Description of the task: Return the listing below unchanged, minus its pictures.

The data:
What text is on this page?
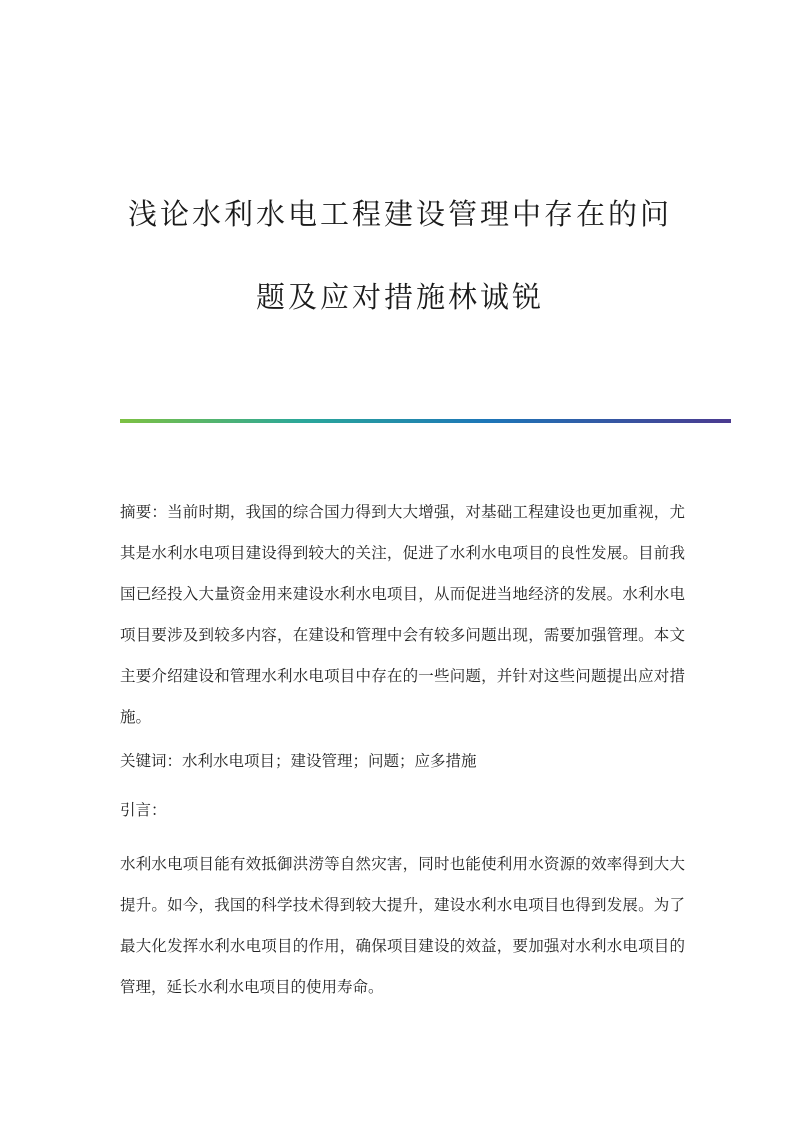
浅论水利水电工程建设管理中存在的问
题及应对措施林诚锐
摘要：当前时期，我国的综合国力得到大大增强，对基础工程建设也更加重视，尤其是水利水电项目建设得到较大的关注，促进了水利水电项目的良性发展。目前我国已经投入大量资金用来建设水利水电项目，从而促进当地经济的发展。水利水电项目要涉及到较多内容，在建设和管理中会有较多问题出现，需要加强管理。本文主要介绍建设和管理水利水电项目中存在的一些问题，并针对这些问题提出应对措施。
关键词：水利水电项目；建设管理；问题；应多措施
引言：
水利水电项目能有效抵御洪涝等自然灾害，同时也能使利用水资源的效率得到大大提升。如今，我国的科学技术得到较大提升，建设水利水电项目也得到发展。为了最大化发挥水利水电项目的作用，确保项目建设的效益，要加强对水利水电项目的管理，延长水利水电项目的使用寿命。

Task solution:
What text is on this page?
浅论水利水电工程建设管理中存在的问
题及应对措施林诚锐
摘要：当前时期，我国的综合国力得到大大增强，对基础工程建设也更加重视，尤其是水利水电项目建设得到较大的关注，促进了水利水电项目的良性发展。目前我国已经投入大量资金用来建设水利水电项目，从而促进当地经济的发展。水利水电项目要涉及到较多内容，在建设和管理中会有较多问题出现，需要加强管理。本文主要介绍建设和管理水利水电项目中存在的一些问题，并针对这些问题提出应对措施。
关键词：水利水电项目；建设管理；问题；应多措施
引言：
水利水电项目能有效抵御洪涝等自然灾害，同时也能使利用水资源的效率得到大大提升。如今，我国的科学技术得到较大提升，建设水利水电项目也得到发展。为了最大化发挥水利水电项目的作用，确保项目建设的效益，要加强对水利水电项目的管理，延长水利水电项目的使用寿命。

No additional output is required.